● Text excerpt:
# What is wrong in this picture?



## HMeinhold (Jan 2, 2008)

There is something fundamentally wrong in this picture. Who can spot it?



Regards


----------



## Pete Thornton (Jan 2, 2008)

That's a San Francisco Cable Car behind the Shay. Apart from the fact that they are cable powered, I don't think they have couplers!


----------



## HMeinhold (Jan 2, 2008)

Not that easy, keep guessing







.There is a prototype for a Shay pushing a San Francisco cable car up a mountain. So something else is wrong....


----------



## Semper Vaporo (Jan 2, 2008)

It is not a great problem, but the Shay should be facing up the grade to keep the crownsheet covered.


----------



## HMeinhold (Jan 2, 2008)

Semper,
still not yet solved. This particular railway ran their Shays/Heislers smokebox pointing downward. This was definitely not ignorance/negligence of the master mechanic, as he was well respected and held several patents on RR related stuff. So something else is wrong...


----------



## steamlogger (Jan 2, 2008)

The 36" guage Shay is pulling the 42" guage Cable car.


----------



## Garratt (Sep 15, 2012)

The tie spacing is incorrect for typical narrow gauge track and you forgot to water the little tree.









Andrew


----------



## grabnet (Feb 24, 2009)

How about........"No engineer in the Shay?"


Tom


----------



## Belpaire (Feb 15, 2008)

1:20.3 scale Shay, 1:24 scale cable car.


----------



## HMeinhold (Jan 2, 2008)

Garrat gets a bonus point for spotting the dead tree, but steamlogger is close. It is actually the wrong gauge. Both vehicles ran on standard gauge (the cable car was converted) just north of the Golden Gate, while my reenactment is 3' (The photographer wanted the ugly engineer out of the picture, that's why you don't see him







). If nobody comes up with the name of the railway, I'll post the solution.


----------



## Garratt (Sep 15, 2012)

Mount Tamalpais and Muir Woods Railroad 

YouTube - Mt Tamalpais 1898 & 1917



Andrew


----------



## steamlogger (Jan 2, 2008)

Mount Tamalpais and Muir Woods Railway 
http://en.wikipedia.org/wiki/Mount_Tamalpais_and_Muir_Woods_Railway


----------



## HMeinhold (Jan 2, 2008)

● Problem statement:
Reproduce word for word the part of the forum thread about the Shay and the cable car that starts at "## Pete Thornton" and ends at "they have couplers!".

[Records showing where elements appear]
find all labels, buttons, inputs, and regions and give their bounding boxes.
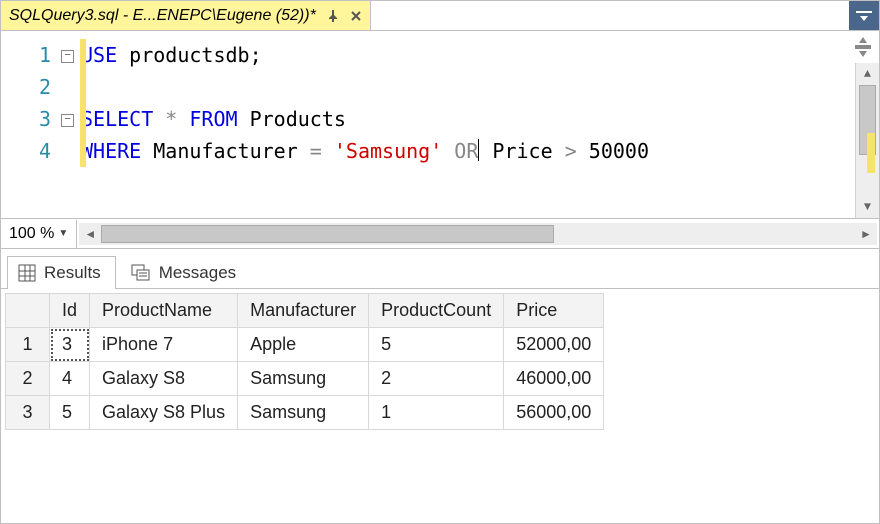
line-number: 1 <box>1 39 51 71</box>
split-handle[interactable] <box>849 31 877 63</box>
cell-productname[interactable]: iPhone 7 <box>90 328 238 362</box>
scrollbar-thumb[interactable] <box>101 225 553 243</box>
cell-productcount[interactable]: 5 <box>369 328 504 362</box>
cell-productname[interactable]: Galaxy S8 <box>90 362 238 396</box>
scroll-right-icon[interactable]: ► <box>855 227 877 241</box>
sql-editor[interactable]: 1 2 3 4 − − USE productsdb; SELECT * FRO… <box>1 31 879 219</box>
col-header-id[interactable]: Id <box>50 294 90 328</box>
code-token: WHERE <box>81 139 141 163</box>
results-grid[interactable]: Id ProductName Manufacturer ProductCount… <box>5 293 604 430</box>
document-tab[interactable]: SQLQuery3.sql - E...ENEPC\Eugene (52))* <box>1 1 371 30</box>
col-header-productcount[interactable]: ProductCount <box>369 294 504 328</box>
scroll-left-icon[interactable]: ◄ <box>79 227 101 241</box>
header-row: Id ProductName Manufacturer ProductCount… <box>6 294 604 328</box>
line-number-gutter: 1 2 3 4 <box>1 31 61 218</box>
col-header-productname[interactable]: ProductName <box>90 294 238 328</box>
tab-results[interactable]: Results <box>7 256 116 289</box>
cell-productcount[interactable]: 2 <box>369 362 504 396</box>
close-icon[interactable] <box>350 10 362 22</box>
tab-label: Results <box>44 263 101 283</box>
code-token: Manufacturer <box>141 139 310 163</box>
code-token: * <box>153 107 189 131</box>
scroll-down-icon[interactable]: ▼ <box>856 196 879 218</box>
document-tab-bar: SQLQuery3.sql - E...ENEPC\Eugene (52))* <box>1 1 879 31</box>
chevron-down-icon: ▼ <box>58 228 68 239</box>
messages-icon <box>131 264 151 282</box>
code-token: Price <box>480 139 564 163</box>
row-number[interactable]: 1 <box>6 328 50 362</box>
code-token: = <box>310 139 322 163</box>
scrollbar-track[interactable] <box>101 223 855 245</box>
code-token: 'Samsung' <box>322 139 454 163</box>
tab-label: Messages <box>159 263 236 283</box>
table-row[interactable]: 2 4 Galaxy S8 Samsung 2 46000,00 <box>6 362 604 396</box>
code-token: > <box>565 139 577 163</box>
pin-icon[interactable] <box>326 9 340 23</box>
cell-manufacturer[interactable]: Apple <box>238 328 369 362</box>
code-token: 50000 <box>577 139 649 163</box>
vertical-scrollbar[interactable]: ▲ ▼ <box>855 63 879 218</box>
zoom-dropdown[interactable]: 100 % ▼ <box>1 220 77 248</box>
results-tab-bar: Results Messages <box>1 249 879 289</box>
line-number: 3 <box>1 103 51 135</box>
table-row[interactable]: 3 5 Galaxy S8 Plus Samsung 1 56000,00 <box>6 396 604 430</box>
fold-toggle[interactable]: − <box>61 50 74 63</box>
code-token: productsdb; <box>117 43 262 67</box>
cell-price[interactable]: 52000,00 <box>504 328 604 362</box>
scroll-up-icon[interactable]: ▲ <box>856 63 879 85</box>
cell-manufacturer[interactable]: Samsung <box>238 396 369 430</box>
col-header-manufacturer[interactable]: Manufacturer <box>238 294 369 328</box>
cell-manufacturer[interactable]: Samsung <box>238 362 369 396</box>
cell-price[interactable]: 56000,00 <box>504 396 604 430</box>
code-token: USE <box>81 43 117 67</box>
code-token: OR <box>454 139 478 163</box>
row-number[interactable]: 2 <box>6 362 50 396</box>
line-number: 2 <box>1 71 51 103</box>
scrollbar-change-marker <box>867 133 875 173</box>
cell-productcount[interactable]: 1 <box>369 396 504 430</box>
grid-icon <box>18 264 36 282</box>
col-header-price[interactable]: Price <box>504 294 604 328</box>
tab-messages[interactable]: Messages <box>120 256 251 289</box>
cell-id[interactable]: 5 <box>50 396 90 430</box>
code-token: SELECT <box>81 107 153 131</box>
editor-footer: 100 % ▼ ◄ ► <box>1 219 879 249</box>
fold-toggle[interactable]: − <box>61 114 74 127</box>
window-menu-button[interactable] <box>849 1 879 30</box>
grid-corner <box>6 294 50 328</box>
table-row[interactable]: 1 3 iPhone 7 Apple 5 52000,00 <box>6 328 604 362</box>
cell-price[interactable]: 46000,00 <box>504 362 604 396</box>
zoom-value: 100 % <box>9 225 54 243</box>
change-indicator <box>80 39 86 167</box>
code-content[interactable]: USE productsdb; SELECT * FROM Products W… <box>81 31 649 218</box>
cell-id[interactable]: 4 <box>50 362 90 396</box>
row-number[interactable]: 3 <box>6 396 50 430</box>
cell-productname[interactable]: Galaxy S8 Plus <box>90 396 238 430</box>
code-token: Products <box>238 107 346 131</box>
horizontal-scrollbar[interactable]: ◄ ► <box>79 223 877 245</box>
cell-id[interactable]: 3 <box>50 328 90 362</box>
code-token: FROM <box>189 107 237 131</box>
document-tab-title: SQLQuery3.sql - E...ENEPC\Eugene (52))* <box>9 7 316 25</box>
fold-gutter: − − <box>61 31 81 218</box>
line-number: 4 <box>1 135 51 167</box>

● Solved problem:
## Pete Thornton (Jan 2, 2008)

That's a San Francisco Cable Car behind the Shay. Apart from the fact that they are cable powered, I don't think they have couplers!